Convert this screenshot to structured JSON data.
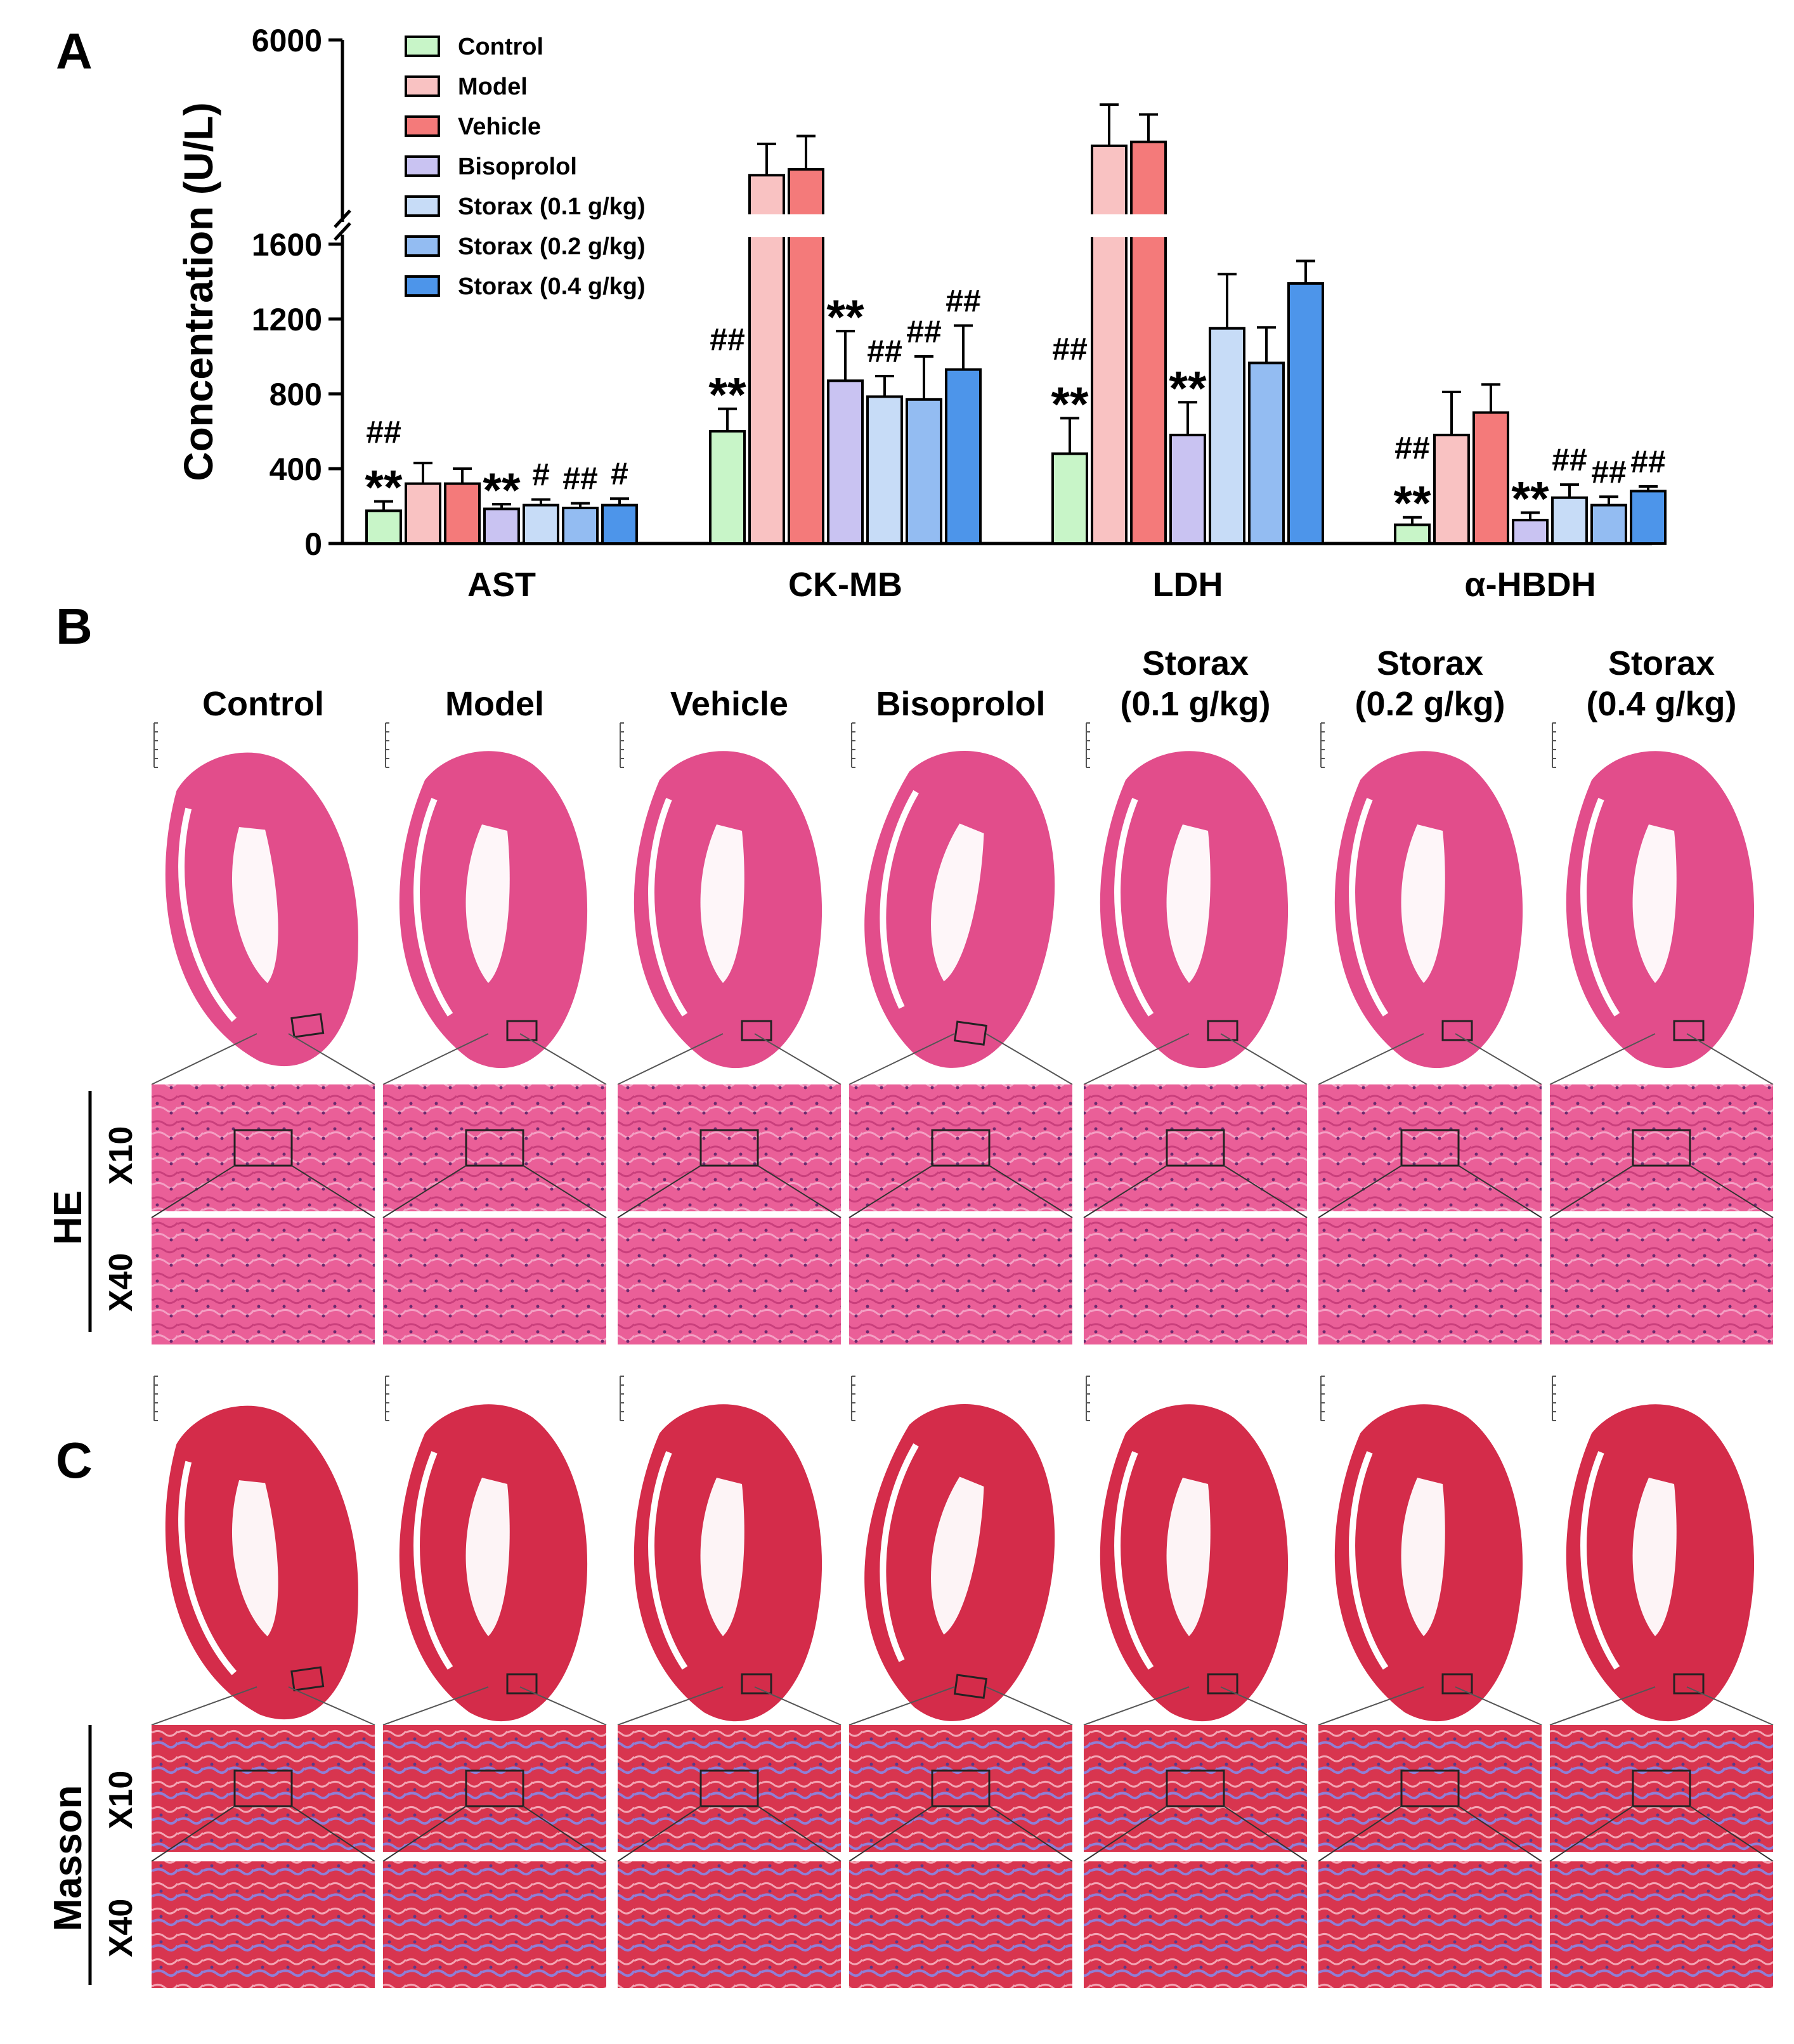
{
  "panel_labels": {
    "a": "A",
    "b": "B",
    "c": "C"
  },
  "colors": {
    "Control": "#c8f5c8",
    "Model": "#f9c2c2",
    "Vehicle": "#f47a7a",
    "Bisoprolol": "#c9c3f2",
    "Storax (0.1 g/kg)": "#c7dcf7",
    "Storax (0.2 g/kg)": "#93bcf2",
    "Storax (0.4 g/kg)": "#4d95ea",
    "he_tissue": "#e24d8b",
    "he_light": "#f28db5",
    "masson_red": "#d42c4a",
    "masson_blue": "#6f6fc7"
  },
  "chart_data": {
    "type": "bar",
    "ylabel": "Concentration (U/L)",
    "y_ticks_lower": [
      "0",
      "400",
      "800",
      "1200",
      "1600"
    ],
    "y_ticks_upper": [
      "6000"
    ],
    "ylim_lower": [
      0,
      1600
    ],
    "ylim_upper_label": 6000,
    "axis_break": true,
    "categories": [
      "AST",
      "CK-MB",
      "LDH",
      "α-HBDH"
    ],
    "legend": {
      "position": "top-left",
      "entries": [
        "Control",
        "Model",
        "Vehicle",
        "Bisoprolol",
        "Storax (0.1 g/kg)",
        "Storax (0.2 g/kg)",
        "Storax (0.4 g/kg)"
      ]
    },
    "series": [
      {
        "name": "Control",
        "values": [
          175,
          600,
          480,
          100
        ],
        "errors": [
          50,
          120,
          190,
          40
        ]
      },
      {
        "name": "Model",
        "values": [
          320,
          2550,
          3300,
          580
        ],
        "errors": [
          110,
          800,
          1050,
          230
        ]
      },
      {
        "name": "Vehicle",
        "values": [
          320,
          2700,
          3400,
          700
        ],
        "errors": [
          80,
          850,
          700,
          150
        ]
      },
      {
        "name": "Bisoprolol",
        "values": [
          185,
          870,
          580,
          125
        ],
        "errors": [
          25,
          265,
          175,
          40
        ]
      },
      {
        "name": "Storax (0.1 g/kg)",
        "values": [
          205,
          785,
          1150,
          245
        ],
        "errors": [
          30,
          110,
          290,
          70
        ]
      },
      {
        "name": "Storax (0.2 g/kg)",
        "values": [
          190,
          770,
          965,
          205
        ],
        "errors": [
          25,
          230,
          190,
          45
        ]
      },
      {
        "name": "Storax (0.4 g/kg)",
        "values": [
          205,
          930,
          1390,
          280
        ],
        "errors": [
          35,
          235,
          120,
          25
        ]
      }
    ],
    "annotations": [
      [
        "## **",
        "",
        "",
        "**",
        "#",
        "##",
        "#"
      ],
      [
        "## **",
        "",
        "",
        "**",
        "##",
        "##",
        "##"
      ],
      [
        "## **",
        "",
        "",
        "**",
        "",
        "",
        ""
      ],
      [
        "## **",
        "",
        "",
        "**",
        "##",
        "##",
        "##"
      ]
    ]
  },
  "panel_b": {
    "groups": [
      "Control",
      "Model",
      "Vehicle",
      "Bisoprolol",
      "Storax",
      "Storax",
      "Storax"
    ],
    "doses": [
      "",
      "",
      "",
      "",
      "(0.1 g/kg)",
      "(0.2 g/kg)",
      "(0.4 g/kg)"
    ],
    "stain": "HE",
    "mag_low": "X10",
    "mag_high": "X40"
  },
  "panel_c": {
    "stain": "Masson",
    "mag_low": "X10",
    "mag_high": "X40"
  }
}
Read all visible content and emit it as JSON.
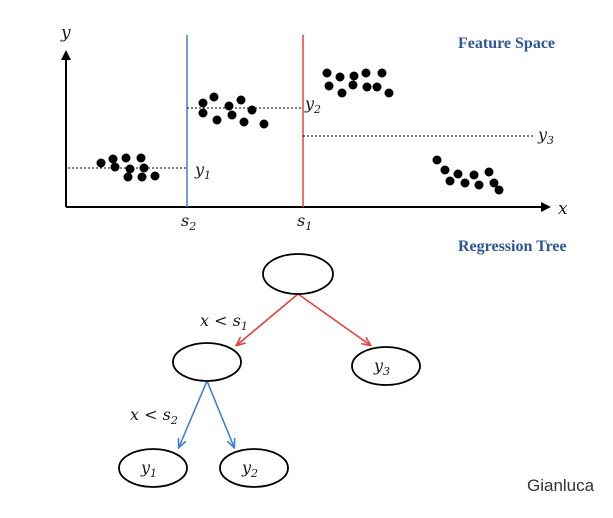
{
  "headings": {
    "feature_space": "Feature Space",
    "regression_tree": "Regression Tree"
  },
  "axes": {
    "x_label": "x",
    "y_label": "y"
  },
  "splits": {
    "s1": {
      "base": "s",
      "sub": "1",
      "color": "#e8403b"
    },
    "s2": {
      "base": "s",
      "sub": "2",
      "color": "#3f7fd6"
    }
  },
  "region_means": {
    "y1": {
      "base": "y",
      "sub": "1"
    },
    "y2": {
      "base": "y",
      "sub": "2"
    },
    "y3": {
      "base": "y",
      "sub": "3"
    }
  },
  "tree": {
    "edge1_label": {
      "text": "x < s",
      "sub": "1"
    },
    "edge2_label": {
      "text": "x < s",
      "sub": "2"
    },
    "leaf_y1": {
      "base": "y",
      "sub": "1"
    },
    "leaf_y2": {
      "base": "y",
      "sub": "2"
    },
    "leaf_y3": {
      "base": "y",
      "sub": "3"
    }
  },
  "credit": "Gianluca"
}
---*---
Your goal:
Omit pictures; set down the rest of the material word for word.

Reply to the task:
Convert this screenshot to structured JSON data.
{
  "panel_labels": {
    "a": "A",
    "b": "B",
    "c": "C"
  },
  "colors": {
    "Control": "#c8f5c8",
    "Model": "#f9c2c2",
    "Vehicle": "#f47a7a",
    "Bisoprolol": "#c9c3f2",
    "Storax (0.1 g/kg)": "#c7dcf7",
    "Storax (0.2 g/kg)": "#93bcf2",
    "Storax (0.4 g/kg)": "#4d95ea",
    "he_tissue": "#e24d8b",
    "he_light": "#f28db5",
    "masson_red": "#d42c4a",
    "masson_blue": "#6f6fc7"
  },
  "chart_data": {
    "type": "bar",
    "ylabel": "Concentration (U/L)",
    "y_ticks_lower": [
      "0",
      "400",
      "800",
      "1200",
      "1600"
    ],
    "y_ticks_upper": [
      "6000"
    ],
    "ylim_lower": [
      0,
      1600
    ],
    "ylim_upper_label": 6000,
    "axis_break": true,
    "categories": [
      "AST",
      "CK-MB",
      "LDH",
      "α-HBDH"
    ],
    "legend": {
      "position": "top-left",
      "entries": [
        "Control",
        "Model",
        "Vehicle",
        "Bisoprolol",
        "Storax (0.1 g/kg)",
        "Storax (0.2 g/kg)",
        "Storax (0.4 g/kg)"
      ]
    },
    "series": [
      {
        "name": "Control",
        "values": [
          175,
          600,
          480,
          100
        ],
        "errors": [
          50,
          120,
          190,
          40
        ]
      },
      {
        "name": "Model",
        "values": [
          320,
          2550,
          3300,
          580
        ],
        "errors": [
          110,
          800,
          1050,
          230
        ]
      },
      {
        "name": "Vehicle",
        "values": [
          320,
          2700,
          3400,
          700
        ],
        "errors": [
          80,
          850,
          700,
          150
        ]
      },
      {
        "name": "Bisoprolol",
        "values": [
          185,
          870,
          580,
          125
        ],
        "errors": [
          25,
          265,
          175,
          40
        ]
      },
      {
        "name": "Storax (0.1 g/kg)",
        "values": [
          205,
          785,
          1150,
          245
        ],
        "errors": [
          30,
          110,
          290,
          70
        ]
      },
      {
        "name": "Storax (0.2 g/kg)",
        "values": [
          190,
          770,
          965,
          205
        ],
        "errors": [
          25,
          230,
          190,
          45
        ]
      },
      {
        "name": "Storax (0.4 g/kg)",
        "values": [
          205,
          930,
          1390,
          280
        ],
        "errors": [
          35,
          235,
          120,
          25
        ]
      }
    ],
    "annotations": [
      [
        "## **",
        "",
        "",
        "**",
        "#",
        "##",
        "#"
      ],
      [
        "## **",
        "",
        "",
        "**",
        "##",
        "##",
        "##"
      ],
      [
        "## **",
        "",
        "",
        "**",
        "",
        "",
        ""
      ],
      [
        "## **",
        "",
        "",
        "**",
        "##",
        "##",
        "##"
      ]
    ]
  },
  "panel_b": {
    "groups": [
      "Control",
      "Model",
      "Vehicle",
      "Bisoprolol",
      "Storax",
      "Storax",
      "Storax"
    ],
    "doses": [
      "",
      "",
      "",
      "",
      "(0.1 g/kg)",
      "(0.2 g/kg)",
      "(0.4 g/kg)"
    ],
    "stain": "HE",
    "mag_low": "X10",
    "mag_high": "X40"
  },
  "panel_c": {
    "stain": "Masson",
    "mag_low": "X10",
    "mag_high": "X40"
  }
}
Read all visible content and emit it as JSON.
{
  "headings": {
    "feature_space": "Feature Space",
    "regression_tree": "Regression Tree"
  },
  "axes": {
    "x_label": "x",
    "y_label": "y"
  },
  "splits": {
    "s1": {
      "base": "s",
      "sub": "1",
      "color": "#e8403b"
    },
    "s2": {
      "base": "s",
      "sub": "2",
      "color": "#3f7fd6"
    }
  },
  "region_means": {
    "y1": {
      "base": "y",
      "sub": "1"
    },
    "y2": {
      "base": "y",
      "sub": "2"
    },
    "y3": {
      "base": "y",
      "sub": "3"
    }
  },
  "tree": {
    "edge1_label": {
      "text": "x < s",
      "sub": "1"
    },
    "edge2_label": {
      "text": "x < s",
      "sub": "2"
    },
    "leaf_y1": {
      "base": "y",
      "sub": "1"
    },
    "leaf_y2": {
      "base": "y",
      "sub": "2"
    },
    "leaf_y3": {
      "base": "y",
      "sub": "3"
    }
  },
  "credit": "Gianluca"
}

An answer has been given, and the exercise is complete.